### EXERCISE AIM
Write out all the lines again, precisely as they stand, but without the images.

*** DATA TO PROCESS

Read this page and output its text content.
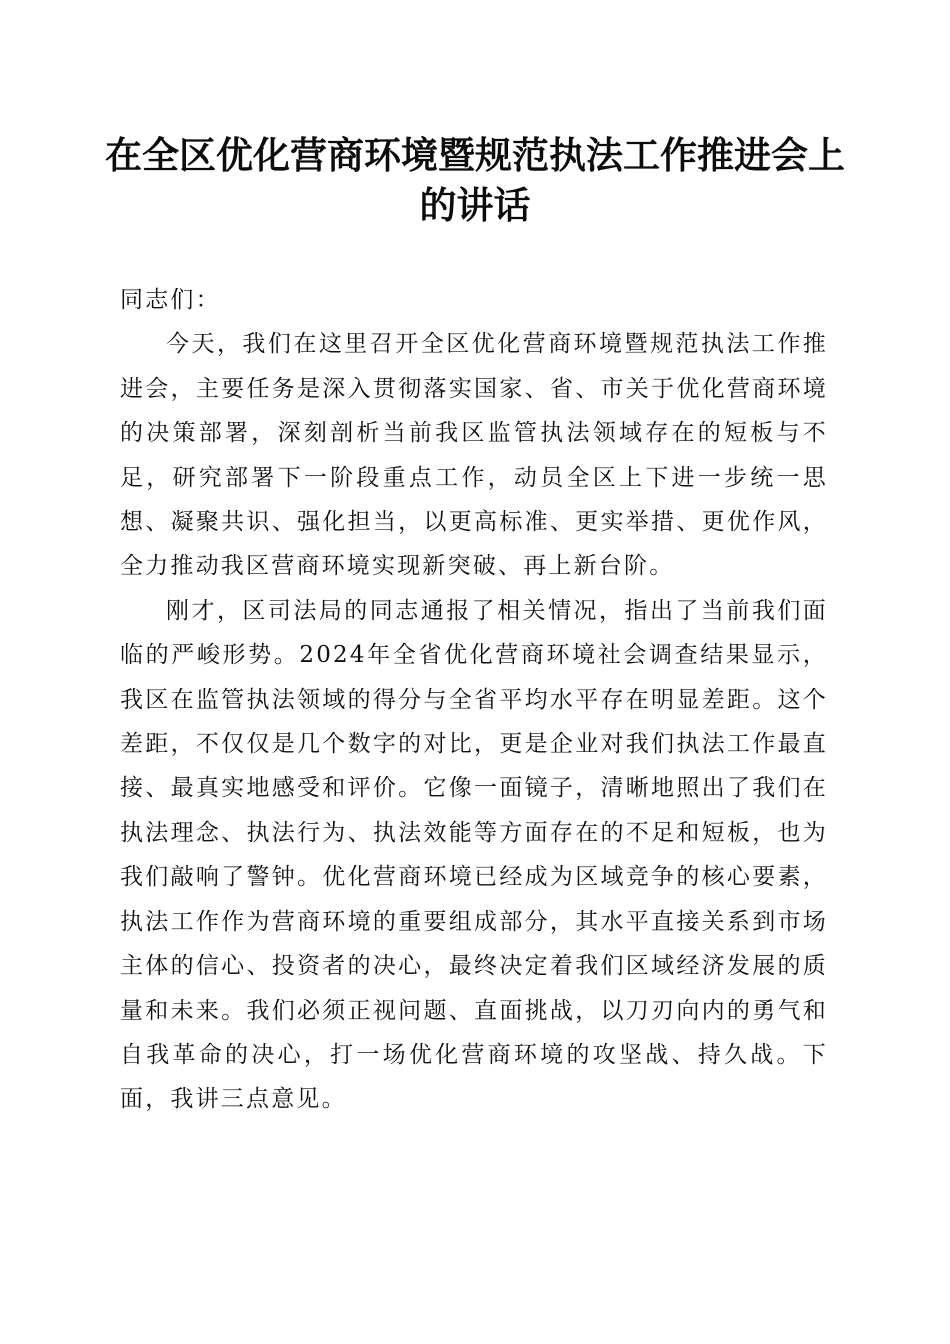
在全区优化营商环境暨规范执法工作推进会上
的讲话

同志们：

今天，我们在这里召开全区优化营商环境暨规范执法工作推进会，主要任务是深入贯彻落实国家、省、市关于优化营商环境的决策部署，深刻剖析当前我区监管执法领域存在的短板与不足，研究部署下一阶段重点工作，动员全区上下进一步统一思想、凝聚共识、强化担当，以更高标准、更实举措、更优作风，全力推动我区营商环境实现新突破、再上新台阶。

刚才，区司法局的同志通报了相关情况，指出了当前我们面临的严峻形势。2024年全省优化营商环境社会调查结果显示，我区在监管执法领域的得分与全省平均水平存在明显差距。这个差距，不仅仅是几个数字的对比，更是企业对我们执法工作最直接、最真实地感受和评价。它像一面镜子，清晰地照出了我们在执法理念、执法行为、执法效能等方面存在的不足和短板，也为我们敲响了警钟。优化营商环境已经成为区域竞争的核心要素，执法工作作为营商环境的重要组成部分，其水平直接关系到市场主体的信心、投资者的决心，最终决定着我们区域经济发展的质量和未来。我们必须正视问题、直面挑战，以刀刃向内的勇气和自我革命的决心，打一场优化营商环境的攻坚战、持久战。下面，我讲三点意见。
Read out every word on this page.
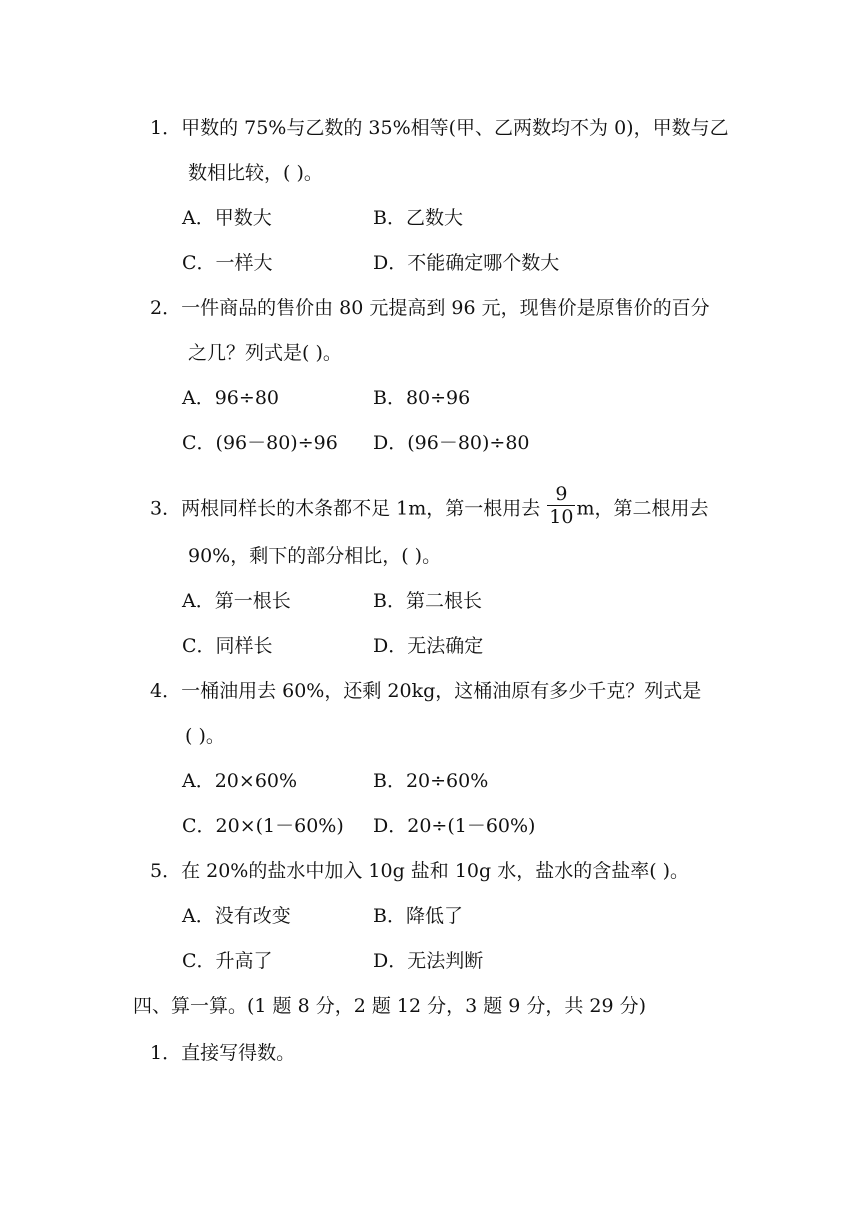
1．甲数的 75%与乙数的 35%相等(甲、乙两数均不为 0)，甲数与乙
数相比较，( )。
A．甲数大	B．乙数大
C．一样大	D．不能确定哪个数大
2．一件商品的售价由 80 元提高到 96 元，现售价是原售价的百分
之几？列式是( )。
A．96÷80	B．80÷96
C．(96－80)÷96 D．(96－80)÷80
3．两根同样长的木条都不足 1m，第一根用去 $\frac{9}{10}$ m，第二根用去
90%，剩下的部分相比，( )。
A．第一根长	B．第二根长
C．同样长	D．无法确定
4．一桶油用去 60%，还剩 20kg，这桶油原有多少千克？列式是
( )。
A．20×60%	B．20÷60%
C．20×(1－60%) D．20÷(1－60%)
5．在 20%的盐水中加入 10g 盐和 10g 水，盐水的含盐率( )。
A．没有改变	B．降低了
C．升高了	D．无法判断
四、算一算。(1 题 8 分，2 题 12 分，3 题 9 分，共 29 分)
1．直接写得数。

******

### SOLUTION
Read this page and output its text content.
在全区优化营商环境暨规范执法工作推进会上
的讲话

同志们：

今天，我们在这里召开全区优化营商环境暨规范执法工作推进会，主要任务是深入贯彻落实国家、省、市关于优化营商环境的决策部署，深刻剖析当前我区监管执法领域存在的短板与不足，研究部署下一阶段重点工作，动员全区上下进一步统一思想、凝聚共识、强化担当，以更高标准、更实举措、更优作风，全力推动我区营商环境实现新突破、再上新台阶。

刚才，区司法局的同志通报了相关情况，指出了当前我们面临的严峻形势。2024年全省优化营商环境社会调查结果显示，我区在监管执法领域的得分与全省平均水平存在明显差距。这个差距，不仅仅是几个数字的对比，更是企业对我们执法工作最直接、最真实地感受和评价。它像一面镜子，清晰地照出了我们在执法理念、执法行为、执法效能等方面存在的不足和短板，也为我们敲响了警钟。优化营商环境已经成为区域竞争的核心要素，执法工作作为营商环境的重要组成部分，其水平直接关系到市场主体的信心、投资者的决心，最终决定着我们区域经济发展的质量和未来。我们必须正视问题、直面挑战，以刀刃向内的勇气和自我革命的决心，打一场优化营商环境的攻坚战、持久战。下面，我讲三点意见。
Read out every word on this page.
1．甲数的 75%与乙数的 35%相等(甲、乙两数均不为 0)，甲数与乙
数相比较，( )。
A．甲数大	B．乙数大
C．一样大	D．不能确定哪个数大
2．一件商品的售价由 80 元提高到 96 元，现售价是原售价的百分
之几？列式是( )。
A．96÷80	B．80÷96
C．(96－80)÷96 D．(96－80)÷80
3．两根同样长的木条都不足 1m，第一根用去 $\frac{9}{10}$ m，第二根用去
90%，剩下的部分相比，( )。
A．第一根长	B．第二根长
C．同样长	D．无法确定
4．一桶油用去 60%，还剩 20kg，这桶油原有多少千克？列式是
( )。
A．20×60%	B．20÷60%
C．20×(1－60%) D．20÷(1－60%)
5．在 20%的盐水中加入 10g 盐和 10g 水，盐水的含盐率( )。
A．没有改变	B．降低了
C．升高了	D．无法判断
四、算一算。(1 题 8 分，2 题 12 分，3 题 9 分，共 29 分)
1．直接写得数。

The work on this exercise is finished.